Required task
Copy each line containing the word "folder" from the records that follow, please.

* START *

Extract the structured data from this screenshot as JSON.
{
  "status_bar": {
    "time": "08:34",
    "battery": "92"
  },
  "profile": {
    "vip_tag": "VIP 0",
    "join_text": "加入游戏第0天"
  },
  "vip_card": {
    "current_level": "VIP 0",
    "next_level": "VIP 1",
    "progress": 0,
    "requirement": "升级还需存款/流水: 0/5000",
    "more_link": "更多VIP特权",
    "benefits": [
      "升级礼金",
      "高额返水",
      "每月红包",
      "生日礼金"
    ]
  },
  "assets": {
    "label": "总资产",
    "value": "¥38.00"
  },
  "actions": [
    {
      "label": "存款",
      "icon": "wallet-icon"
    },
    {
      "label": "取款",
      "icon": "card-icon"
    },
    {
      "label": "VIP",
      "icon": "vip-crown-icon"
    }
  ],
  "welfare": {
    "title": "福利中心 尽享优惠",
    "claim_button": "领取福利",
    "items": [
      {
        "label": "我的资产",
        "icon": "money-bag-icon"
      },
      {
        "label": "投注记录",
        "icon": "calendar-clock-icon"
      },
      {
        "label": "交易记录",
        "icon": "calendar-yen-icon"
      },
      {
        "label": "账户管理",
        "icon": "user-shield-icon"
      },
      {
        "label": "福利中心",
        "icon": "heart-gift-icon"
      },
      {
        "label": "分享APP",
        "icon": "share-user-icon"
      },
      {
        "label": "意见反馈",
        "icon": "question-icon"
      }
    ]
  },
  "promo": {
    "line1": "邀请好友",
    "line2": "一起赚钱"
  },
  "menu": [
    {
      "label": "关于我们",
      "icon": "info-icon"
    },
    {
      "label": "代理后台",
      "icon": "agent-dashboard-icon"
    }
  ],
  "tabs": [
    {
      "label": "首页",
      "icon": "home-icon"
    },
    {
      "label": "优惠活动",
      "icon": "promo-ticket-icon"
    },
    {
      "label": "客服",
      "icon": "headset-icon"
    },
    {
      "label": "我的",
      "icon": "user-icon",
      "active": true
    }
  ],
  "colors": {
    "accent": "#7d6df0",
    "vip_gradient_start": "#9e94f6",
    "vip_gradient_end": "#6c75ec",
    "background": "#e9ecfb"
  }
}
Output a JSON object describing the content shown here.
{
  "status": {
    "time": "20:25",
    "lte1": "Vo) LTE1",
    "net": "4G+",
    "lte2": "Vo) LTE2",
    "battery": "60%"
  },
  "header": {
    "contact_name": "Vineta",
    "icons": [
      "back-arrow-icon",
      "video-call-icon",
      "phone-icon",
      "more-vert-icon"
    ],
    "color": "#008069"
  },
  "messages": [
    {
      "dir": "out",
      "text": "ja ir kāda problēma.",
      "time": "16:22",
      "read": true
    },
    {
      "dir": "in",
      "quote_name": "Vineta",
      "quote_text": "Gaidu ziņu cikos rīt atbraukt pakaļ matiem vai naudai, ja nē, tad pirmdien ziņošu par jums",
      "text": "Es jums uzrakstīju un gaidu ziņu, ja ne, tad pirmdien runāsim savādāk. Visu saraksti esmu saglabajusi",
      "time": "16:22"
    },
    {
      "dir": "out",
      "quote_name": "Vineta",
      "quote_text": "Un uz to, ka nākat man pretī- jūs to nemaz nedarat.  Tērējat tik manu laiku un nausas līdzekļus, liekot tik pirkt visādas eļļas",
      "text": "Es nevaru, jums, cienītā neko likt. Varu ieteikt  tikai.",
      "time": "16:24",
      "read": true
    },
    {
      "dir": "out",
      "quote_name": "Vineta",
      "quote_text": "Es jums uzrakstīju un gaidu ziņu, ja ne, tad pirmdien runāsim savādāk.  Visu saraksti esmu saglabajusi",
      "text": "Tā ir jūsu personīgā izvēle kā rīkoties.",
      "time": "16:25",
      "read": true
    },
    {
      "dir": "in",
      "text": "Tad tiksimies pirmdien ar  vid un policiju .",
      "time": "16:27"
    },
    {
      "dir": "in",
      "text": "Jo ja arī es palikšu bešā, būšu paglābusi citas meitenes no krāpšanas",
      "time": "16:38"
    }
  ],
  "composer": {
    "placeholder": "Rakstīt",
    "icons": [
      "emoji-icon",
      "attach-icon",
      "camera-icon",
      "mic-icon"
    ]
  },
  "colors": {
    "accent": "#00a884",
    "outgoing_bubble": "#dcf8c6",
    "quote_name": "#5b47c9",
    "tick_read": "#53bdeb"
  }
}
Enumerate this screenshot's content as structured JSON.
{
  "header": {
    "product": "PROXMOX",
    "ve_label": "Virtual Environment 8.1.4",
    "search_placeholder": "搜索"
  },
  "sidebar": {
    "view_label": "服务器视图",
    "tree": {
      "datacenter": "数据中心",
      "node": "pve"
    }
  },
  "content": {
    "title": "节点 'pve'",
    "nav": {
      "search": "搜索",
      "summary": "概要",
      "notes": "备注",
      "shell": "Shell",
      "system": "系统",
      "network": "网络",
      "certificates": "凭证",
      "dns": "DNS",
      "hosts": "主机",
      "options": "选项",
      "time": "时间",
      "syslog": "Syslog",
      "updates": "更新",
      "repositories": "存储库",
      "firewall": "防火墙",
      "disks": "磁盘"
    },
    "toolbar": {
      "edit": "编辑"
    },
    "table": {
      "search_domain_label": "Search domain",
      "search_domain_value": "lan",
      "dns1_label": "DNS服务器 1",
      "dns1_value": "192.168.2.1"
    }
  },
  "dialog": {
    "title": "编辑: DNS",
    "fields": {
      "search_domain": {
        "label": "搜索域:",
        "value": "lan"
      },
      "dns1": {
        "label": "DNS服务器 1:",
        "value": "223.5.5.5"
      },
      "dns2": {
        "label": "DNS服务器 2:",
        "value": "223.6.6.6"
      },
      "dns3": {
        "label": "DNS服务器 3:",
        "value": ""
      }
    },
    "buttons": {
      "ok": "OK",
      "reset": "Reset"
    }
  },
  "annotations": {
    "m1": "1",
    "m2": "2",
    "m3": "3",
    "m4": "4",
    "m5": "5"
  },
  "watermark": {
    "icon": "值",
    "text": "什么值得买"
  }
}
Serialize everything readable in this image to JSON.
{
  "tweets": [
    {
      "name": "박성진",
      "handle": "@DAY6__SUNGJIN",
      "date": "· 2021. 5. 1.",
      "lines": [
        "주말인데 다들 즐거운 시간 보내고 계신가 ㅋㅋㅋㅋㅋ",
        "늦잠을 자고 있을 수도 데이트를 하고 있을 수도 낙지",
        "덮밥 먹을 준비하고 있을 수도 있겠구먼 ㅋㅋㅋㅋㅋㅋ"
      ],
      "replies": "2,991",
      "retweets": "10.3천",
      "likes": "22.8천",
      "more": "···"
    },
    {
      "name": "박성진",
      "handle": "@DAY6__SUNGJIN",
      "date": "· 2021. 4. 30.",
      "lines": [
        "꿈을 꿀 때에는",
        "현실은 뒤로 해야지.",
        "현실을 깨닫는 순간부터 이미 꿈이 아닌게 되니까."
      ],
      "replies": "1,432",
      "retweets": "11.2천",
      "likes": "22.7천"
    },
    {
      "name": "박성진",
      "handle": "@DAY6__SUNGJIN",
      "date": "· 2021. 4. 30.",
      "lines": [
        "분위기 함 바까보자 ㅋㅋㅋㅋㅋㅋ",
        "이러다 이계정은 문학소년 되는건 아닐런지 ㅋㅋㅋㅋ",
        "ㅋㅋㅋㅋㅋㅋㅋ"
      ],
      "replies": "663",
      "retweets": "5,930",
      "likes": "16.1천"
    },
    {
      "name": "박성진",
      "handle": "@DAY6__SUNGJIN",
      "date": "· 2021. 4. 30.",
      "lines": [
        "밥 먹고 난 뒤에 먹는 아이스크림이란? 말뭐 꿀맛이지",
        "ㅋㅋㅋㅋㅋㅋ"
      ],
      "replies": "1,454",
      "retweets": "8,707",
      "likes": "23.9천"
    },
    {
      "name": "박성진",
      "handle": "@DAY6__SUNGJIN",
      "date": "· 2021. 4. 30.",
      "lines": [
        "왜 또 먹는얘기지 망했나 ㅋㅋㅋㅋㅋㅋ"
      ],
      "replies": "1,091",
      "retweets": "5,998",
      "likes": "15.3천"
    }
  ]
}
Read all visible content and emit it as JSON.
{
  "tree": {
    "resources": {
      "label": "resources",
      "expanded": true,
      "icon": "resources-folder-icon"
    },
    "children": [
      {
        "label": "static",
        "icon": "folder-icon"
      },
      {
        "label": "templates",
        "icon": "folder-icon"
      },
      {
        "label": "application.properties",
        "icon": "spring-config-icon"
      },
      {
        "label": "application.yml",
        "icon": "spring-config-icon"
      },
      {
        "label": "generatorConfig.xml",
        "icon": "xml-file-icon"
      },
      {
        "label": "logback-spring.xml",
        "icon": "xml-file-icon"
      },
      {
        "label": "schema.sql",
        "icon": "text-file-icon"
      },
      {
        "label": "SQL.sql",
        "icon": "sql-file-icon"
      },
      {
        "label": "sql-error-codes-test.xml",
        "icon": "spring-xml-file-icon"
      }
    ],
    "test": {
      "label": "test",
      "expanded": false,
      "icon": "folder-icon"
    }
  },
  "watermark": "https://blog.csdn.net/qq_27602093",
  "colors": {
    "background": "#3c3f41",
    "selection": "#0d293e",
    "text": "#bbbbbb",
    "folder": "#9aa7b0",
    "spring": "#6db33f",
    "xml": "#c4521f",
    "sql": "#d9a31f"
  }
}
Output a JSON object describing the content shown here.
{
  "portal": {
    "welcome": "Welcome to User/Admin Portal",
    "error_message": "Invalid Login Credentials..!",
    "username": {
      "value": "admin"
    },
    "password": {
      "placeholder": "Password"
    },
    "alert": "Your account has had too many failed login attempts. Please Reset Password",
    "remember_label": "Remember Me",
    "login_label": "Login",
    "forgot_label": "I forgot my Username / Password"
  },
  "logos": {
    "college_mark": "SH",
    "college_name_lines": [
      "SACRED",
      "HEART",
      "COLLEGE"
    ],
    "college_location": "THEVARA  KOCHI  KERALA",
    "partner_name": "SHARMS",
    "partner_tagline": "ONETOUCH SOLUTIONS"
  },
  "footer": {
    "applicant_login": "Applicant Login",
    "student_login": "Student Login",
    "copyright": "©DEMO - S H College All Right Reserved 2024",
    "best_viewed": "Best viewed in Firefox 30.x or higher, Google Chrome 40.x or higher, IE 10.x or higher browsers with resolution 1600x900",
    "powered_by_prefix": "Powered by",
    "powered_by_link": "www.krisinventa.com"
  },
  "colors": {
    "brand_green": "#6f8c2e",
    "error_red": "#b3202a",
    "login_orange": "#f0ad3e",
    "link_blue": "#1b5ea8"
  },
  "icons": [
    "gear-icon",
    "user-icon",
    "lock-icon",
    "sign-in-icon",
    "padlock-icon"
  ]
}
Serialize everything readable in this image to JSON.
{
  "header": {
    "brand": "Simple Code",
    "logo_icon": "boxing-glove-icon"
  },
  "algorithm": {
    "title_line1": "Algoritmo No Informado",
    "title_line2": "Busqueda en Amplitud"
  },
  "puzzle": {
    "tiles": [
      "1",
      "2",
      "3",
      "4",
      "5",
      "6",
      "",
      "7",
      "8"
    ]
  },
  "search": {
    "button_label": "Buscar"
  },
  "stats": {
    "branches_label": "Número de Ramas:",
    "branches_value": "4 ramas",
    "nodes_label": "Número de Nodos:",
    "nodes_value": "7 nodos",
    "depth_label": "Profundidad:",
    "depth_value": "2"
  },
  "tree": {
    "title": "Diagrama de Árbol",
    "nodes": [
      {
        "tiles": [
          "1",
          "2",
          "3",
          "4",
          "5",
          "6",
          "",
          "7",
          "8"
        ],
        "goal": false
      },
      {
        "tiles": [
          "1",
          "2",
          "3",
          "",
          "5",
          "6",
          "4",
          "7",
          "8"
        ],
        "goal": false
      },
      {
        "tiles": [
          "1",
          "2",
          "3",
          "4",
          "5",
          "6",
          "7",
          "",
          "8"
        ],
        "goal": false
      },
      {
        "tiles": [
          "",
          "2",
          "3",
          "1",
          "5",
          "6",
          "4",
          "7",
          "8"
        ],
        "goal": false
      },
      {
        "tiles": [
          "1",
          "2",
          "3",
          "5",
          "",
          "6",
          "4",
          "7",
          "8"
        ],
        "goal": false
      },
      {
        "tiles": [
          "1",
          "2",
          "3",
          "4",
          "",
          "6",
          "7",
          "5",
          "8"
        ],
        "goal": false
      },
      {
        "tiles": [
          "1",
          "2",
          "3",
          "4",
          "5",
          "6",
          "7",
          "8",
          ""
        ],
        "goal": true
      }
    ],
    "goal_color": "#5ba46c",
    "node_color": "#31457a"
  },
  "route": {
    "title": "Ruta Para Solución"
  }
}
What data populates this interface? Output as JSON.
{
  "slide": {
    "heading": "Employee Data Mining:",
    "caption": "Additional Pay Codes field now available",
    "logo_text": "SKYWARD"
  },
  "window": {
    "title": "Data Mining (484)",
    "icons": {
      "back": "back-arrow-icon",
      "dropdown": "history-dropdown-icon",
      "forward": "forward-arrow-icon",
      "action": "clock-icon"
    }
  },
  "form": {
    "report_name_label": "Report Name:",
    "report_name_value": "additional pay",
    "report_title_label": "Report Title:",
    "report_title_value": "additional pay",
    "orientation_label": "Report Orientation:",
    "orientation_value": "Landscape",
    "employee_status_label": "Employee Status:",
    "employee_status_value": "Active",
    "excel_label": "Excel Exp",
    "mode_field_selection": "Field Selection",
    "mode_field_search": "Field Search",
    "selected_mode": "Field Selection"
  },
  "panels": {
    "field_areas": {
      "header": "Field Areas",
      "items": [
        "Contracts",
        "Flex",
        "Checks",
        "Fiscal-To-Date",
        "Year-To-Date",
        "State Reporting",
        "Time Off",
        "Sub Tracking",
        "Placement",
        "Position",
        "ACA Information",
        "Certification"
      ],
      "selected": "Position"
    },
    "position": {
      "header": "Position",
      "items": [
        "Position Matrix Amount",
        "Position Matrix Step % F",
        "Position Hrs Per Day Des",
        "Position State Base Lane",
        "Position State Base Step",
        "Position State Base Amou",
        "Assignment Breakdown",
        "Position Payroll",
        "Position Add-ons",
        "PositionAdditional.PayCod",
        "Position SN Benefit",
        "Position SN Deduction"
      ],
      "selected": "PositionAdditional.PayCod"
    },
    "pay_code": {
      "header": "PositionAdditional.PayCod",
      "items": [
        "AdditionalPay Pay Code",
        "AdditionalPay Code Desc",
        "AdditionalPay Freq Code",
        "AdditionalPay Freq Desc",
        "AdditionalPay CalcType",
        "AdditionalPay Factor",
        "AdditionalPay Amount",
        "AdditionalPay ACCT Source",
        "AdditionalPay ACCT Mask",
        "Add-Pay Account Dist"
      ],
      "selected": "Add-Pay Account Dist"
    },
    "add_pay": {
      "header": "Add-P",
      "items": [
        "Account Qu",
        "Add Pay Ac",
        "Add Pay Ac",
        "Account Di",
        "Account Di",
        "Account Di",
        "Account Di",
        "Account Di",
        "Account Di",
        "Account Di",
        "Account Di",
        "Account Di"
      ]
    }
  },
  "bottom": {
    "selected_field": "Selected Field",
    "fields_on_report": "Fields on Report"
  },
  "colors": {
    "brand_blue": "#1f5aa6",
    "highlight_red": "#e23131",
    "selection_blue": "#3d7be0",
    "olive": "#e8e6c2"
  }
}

* END *

Exercise answer
      "icon": "resources-folder-icon"
        "icon": "folder-icon"
        "icon": "folder-icon"
      "icon": "folder-icon"
    "folder": "#9aa7b0",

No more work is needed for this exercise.